▶ **STATED EXERCISE**
In the material below, find each line holding the string "barqarorlik" and copy it.

▶ **RECORDS FOR THIS TASK**
- - - - - - -

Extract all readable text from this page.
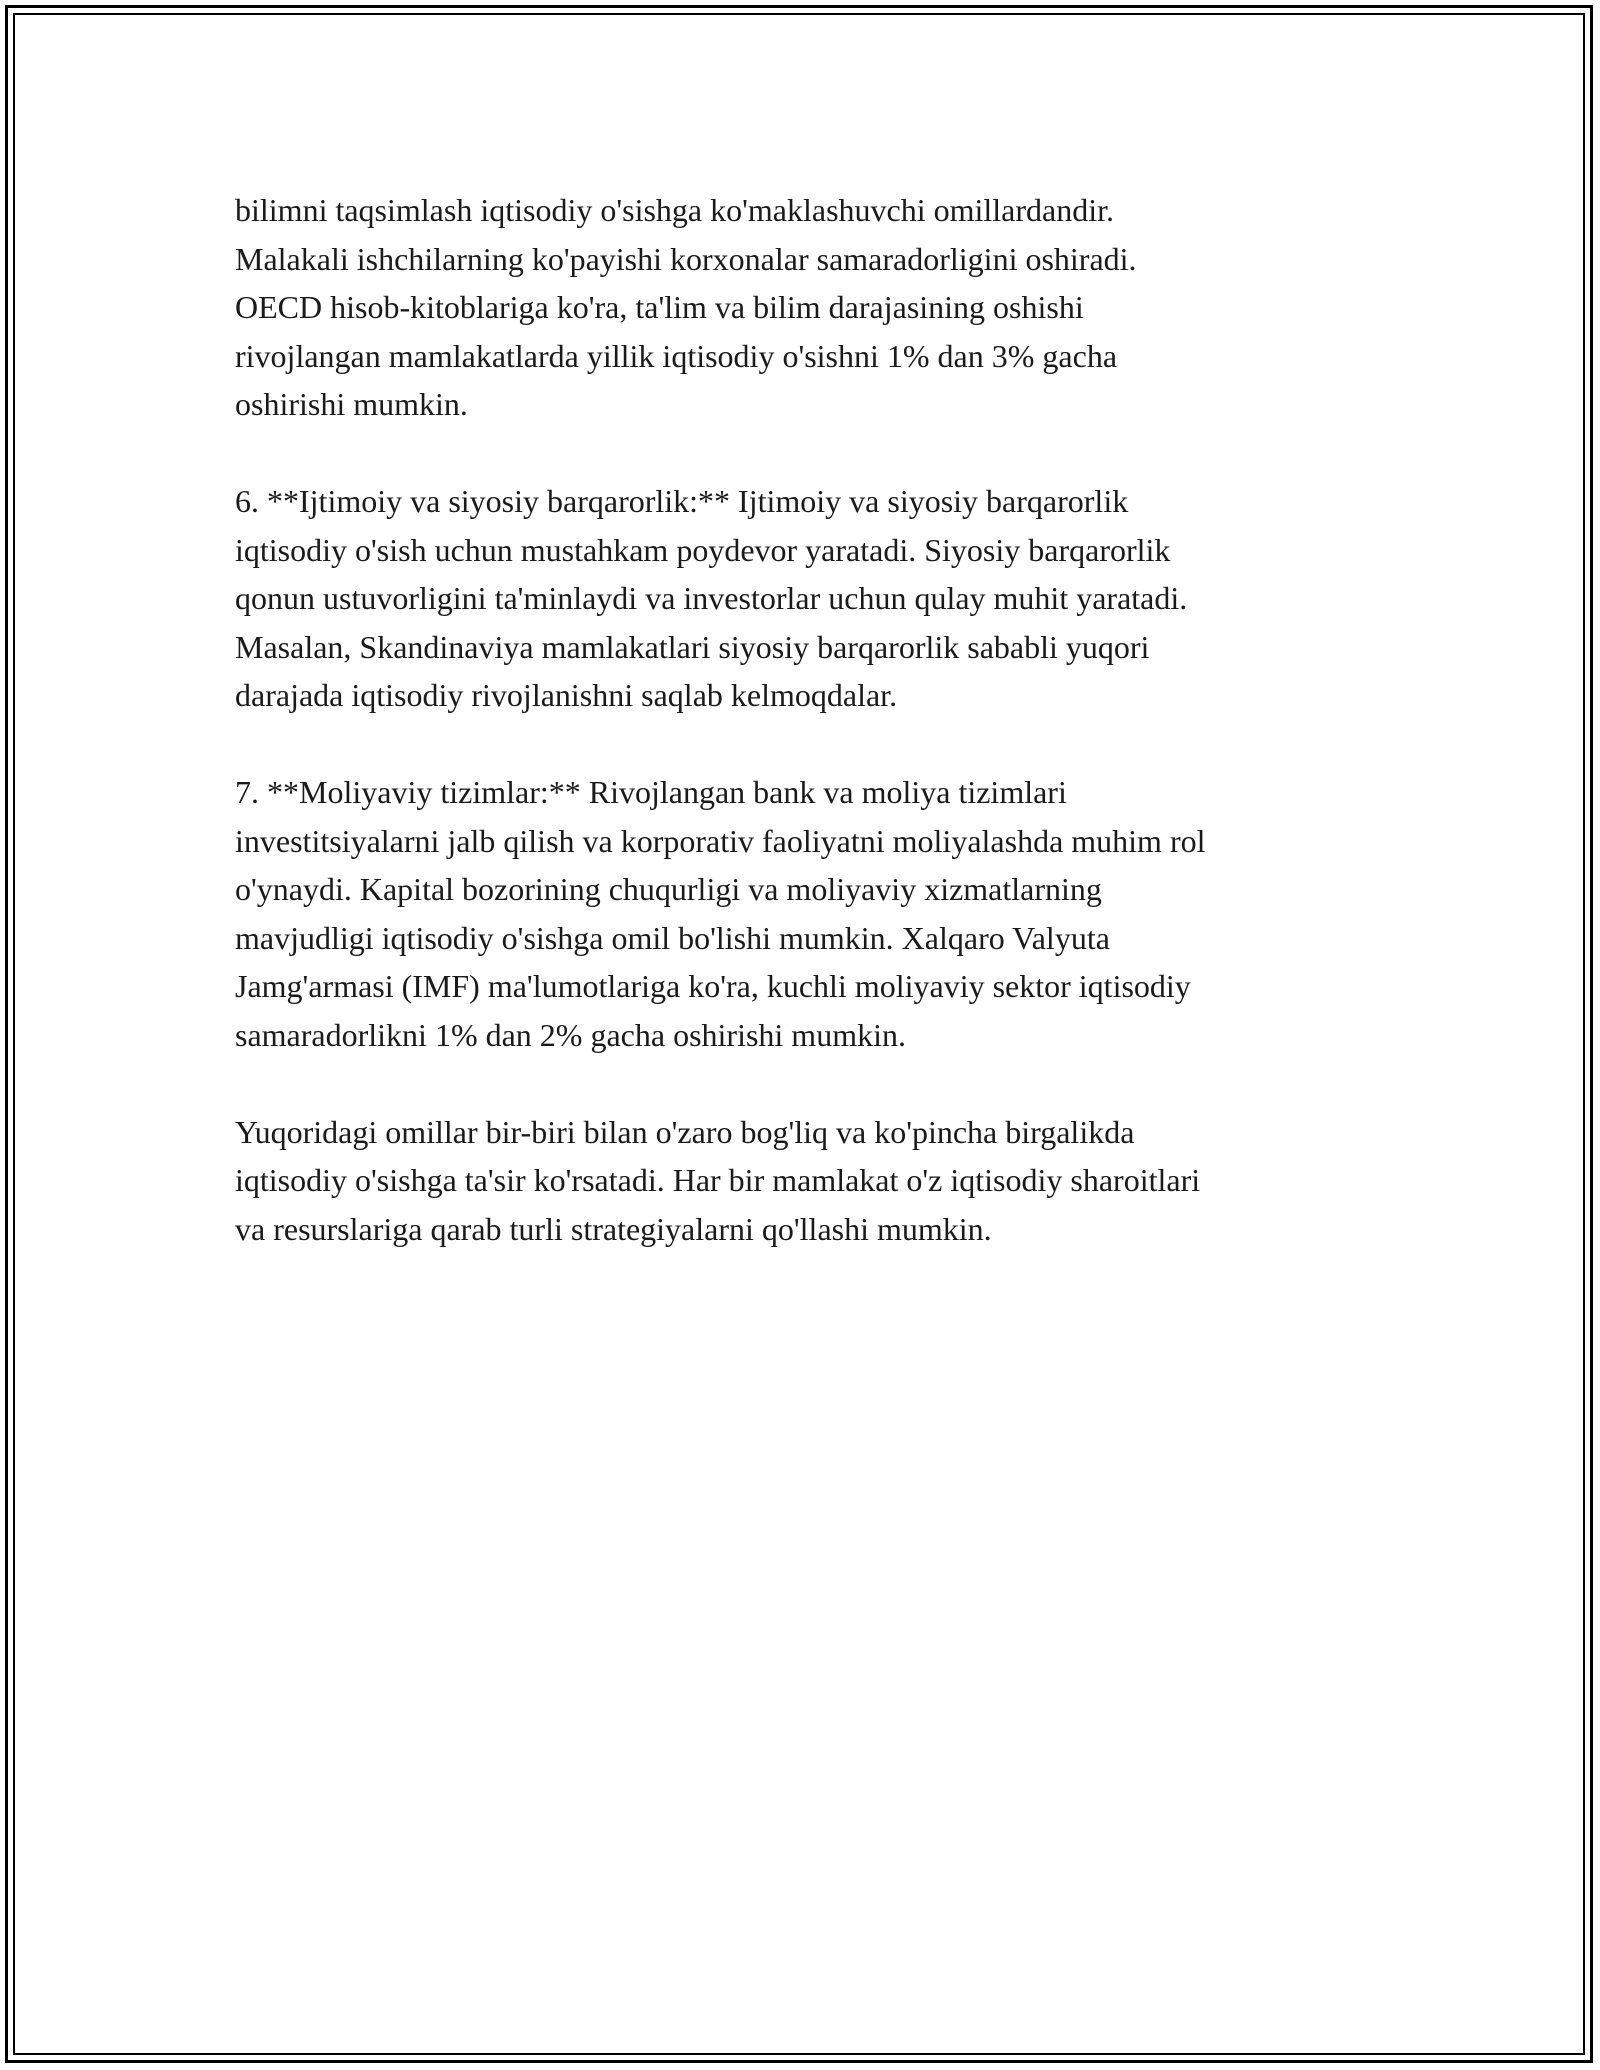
bilimni taqsimlash iqtisodiy o'sishga ko'maklashuvchi omillardandir.
Malakali ishchilarning ko'payishi korxonalar samaradorligini oshiradi.
OECD hisob-kitoblariga ko'ra, ta'lim va bilim darajasining oshishi
rivojlangan mamlakatlarda yillik iqtisodiy o'sishni 1% dan 3% gacha
oshirishi mumkin.

6. **Ijtimoiy va siyosiy barqarorlik:** Ijtimoiy va siyosiy barqarorlik
iqtisodiy o'sish uchun mustahkam poydevor yaratadi. Siyosiy barqarorlik
qonun ustuvorligini ta'minlaydi va investorlar uchun qulay muhit yaratadi.
Masalan, Skandinaviya mamlakatlari siyosiy barqarorlik sababli yuqori
darajada iqtisodiy rivojlanishni saqlab kelmoqdalar.

7. **Moliyaviy tizimlar:** Rivojlangan bank va moliya tizimlari
investitsiyalarni jalb qilish va korporativ faoliyatni moliyalashda muhim rol
o'ynaydi. Kapital bozorining chuqurligi va moliyaviy xizmatlarning
mavjudligi iqtisodiy o'sishga omil bo'lishi mumkin. Xalqaro Valyuta
Jamg'armasi (IMF) ma'lumotlariga ko'ra, kuchli moliyaviy sektor iqtisodiy
samaradorlikni 1% dan 2% gacha oshirishi mumkin.

Yuqoridagi omillar bir-biri bilan o'zaro bog'liq va ko'pincha birgalikda
iqtisodiy o'sishga ta'sir ko'rsatadi. Har bir mamlakat o'z iqtisodiy sharoitlari
va resurslariga qarab turli strategiyalarni qo'llashi mumkin.
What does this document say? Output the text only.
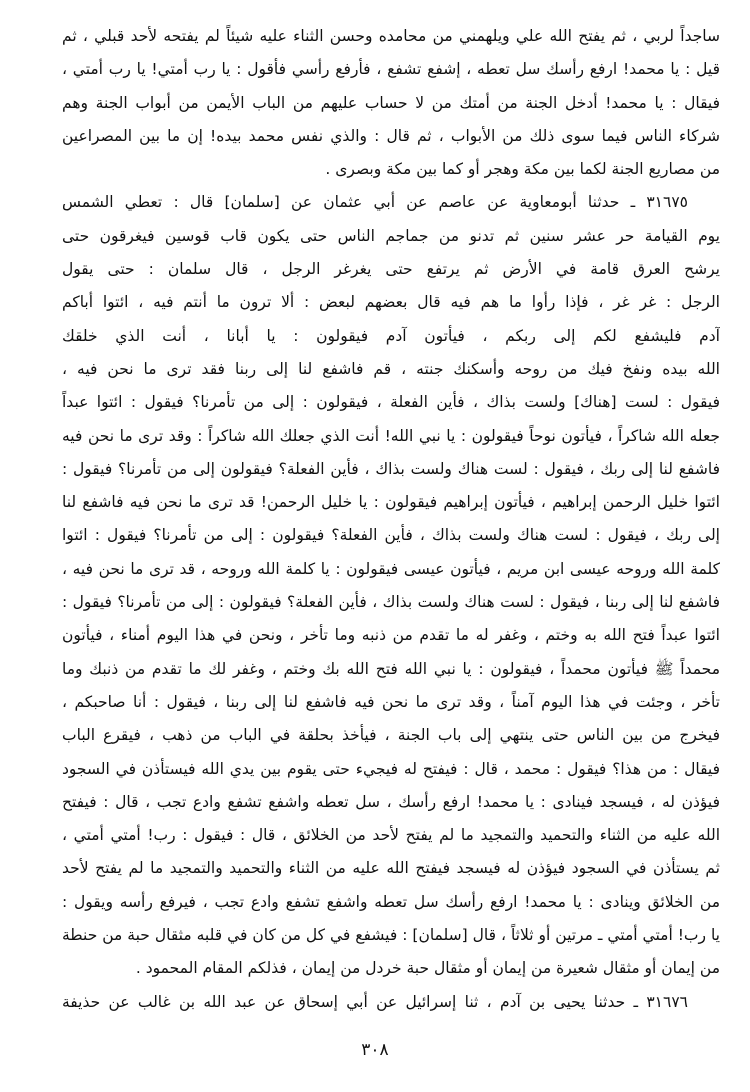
ساجداً لربي ، ثم يفتح الله علي ويلهمني من محامده وحسن الثناء عليه شيئاً لم يفتحه لأحد قبلي ، ثم
قيل : يا محمد! ارفع رأسك سل تعطه ، إشفع تشفع ، فأرفع رأسي فأقول : يا رب أمتي! يا رب أمتي ،
فيقال : يا محمد! أدخل الجنة من أمتك من لا حساب عليهم من الباب الأيمن من أبواب الجنة وهم
شركاء الناس فيما سوى ذلك من الأبواب ، ثم قال : والذي نفس محمد بيده! إن ما بين المصراعين
من مصاريع الجنة لكما بين مكة وهجر أو كما بين مكة وبصرى .
٣١٦٧٥ ـ حدثنا أبومعاوية عن عاصم عن أبي عثمان عن [سلمان] قال : تعطي الشمس
يوم القيامة حر عشر سنين ثم تدنو من جماجم الناس حتى يكون قاب قوسين فيغرقون حتى
يرشح العرق قامة في الأرض ثم يرتفع حتى يغرغر الرجل ، قال سلمان : حتى يقول
الرجل : غر غر ، فإذا رأوا ما هم فيه قال بعضهم لبعض : ألا ترون ما أنتم فيه ، ائتوا أباكم
آدم فليشفع لكم إلى ربكم ، فيأتون آدم فيقولون : يا أبانا ، أنت الذي خلقك
الله بيده ونفخ فيك من روحه وأسكنك جنته ، قم فاشفع لنا إلى ربنا فقد ترى ما نحن فيه ،
فيقول : لست [هناك] ولست بذاك ، فأين الفعلة ، فيقولون : إلى من تأمرنا؟ فيقول : ائتوا عبداً
جعله الله شاكراً ، فيأتون نوحاً فيقولون : يا نبي الله! أنت الذي جعلك الله شاكراً : وقد ترى ما نحن فيه
فاشفع لنا إلى ربك ، فيقول : لست هناك ولست بذاك ، فأين الفعلة؟ فيقولون إلى من تأمرنا؟ فيقول :
ائتوا خليل الرحمن إبراهيم ، فيأتون إبراهيم فيقولون : يا خليل الرحمن! قد ترى ما نحن فيه فاشفع لنا
إلى ربك ، فيقول : لست هناك ولست بذاك ، فأين الفعلة؟ فيقولون : إلى من تأمرنا؟ فيقول : ائتوا
كلمة الله وروحه عيسى ابن مريم ، فيأتون عيسى فيقولون : يا كلمة الله وروحه ، قد ترى ما نحن فيه ،
فاشفع لنا إلى ربنا ، فيقول : لست هناك ولست بذاك ، فأين الفعلة؟ فيقولون : إلى من تأمرنا؟ فيقول :
ائتوا عبداً فتح الله به وختم ، وغفر له ما تقدم من ذنبه وما تأخر ، ونحن في هذا اليوم أمناء ، فيأتون
محمداً ﷺ فيأتون محمداً ، فيقولون : يا نبي الله فتح الله بك وختم ، وغفر لك ما تقدم من ذنبك وما
تأخر ، وجئت في هذا اليوم آمناً ، وقد ترى ما نحن فيه فاشفع لنا إلى ربنا ، فيقول : أنا صاحبكم ،
فيخرج من بين الناس حتى ينتهي إلى باب الجنة ، فيأخذ بحلقة في الباب من ذهب ، فيقرع الباب
فيقال : من هذا؟ فيقول : محمد ، قال : فيفتح له فيجيء حتى يقوم بين يدي الله فيستأذن في السجود
فيؤذن له ، فيسجد فينادى : يا محمد! ارفع رأسك ، سل تعطه واشفع تشفع وادع تجب ، قال : فيفتح
الله عليه من الثناء والتحميد والتمجيد ما لم يفتح لأحد من الخلائق ، قال : فيقول : رب! أمتي أمتي ،
ثم يستأذن في السجود فيؤذن له فيسجد فيفتح الله عليه من الثناء والتحميد والتمجيد ما لم يفتح لأحد
من الخلائق وينادى : يا محمد! ارفع رأسك سل تعطه واشفع تشفع وادع تجب ، فيرفع رأسه ويقول :
يا رب! أمتي أمتي ـ مرتين أو ثلاثاً ، قال [سلمان] : فيشفع في كل من كان في قلبه مثقال حبة من حنطة
من إيمان أو مثقال شعيرة من إيمان أو مثقال حبة خردل من إيمان ، فذلكم المقام المحمود .
٣١٦٧٦ ـ حدثنا يحيى بن آدم ، ثنا إسرائيل عن أبي إسحاق عن عبد الله بن غالب عن حذيفة
٣٠٨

- - - - - - -

▶ **FULL RESPONSE**
6. **Ijtimoiy va siyosiy barqarorlik:** Ijtimoiy va siyosiy barqarorlik
iqtisodiy o'sish uchun mustahkam poydevor yaratadi. Siyosiy barqarorlik
Masalan, Skandinaviya mamlakatlari siyosiy barqarorlik sababli yuqori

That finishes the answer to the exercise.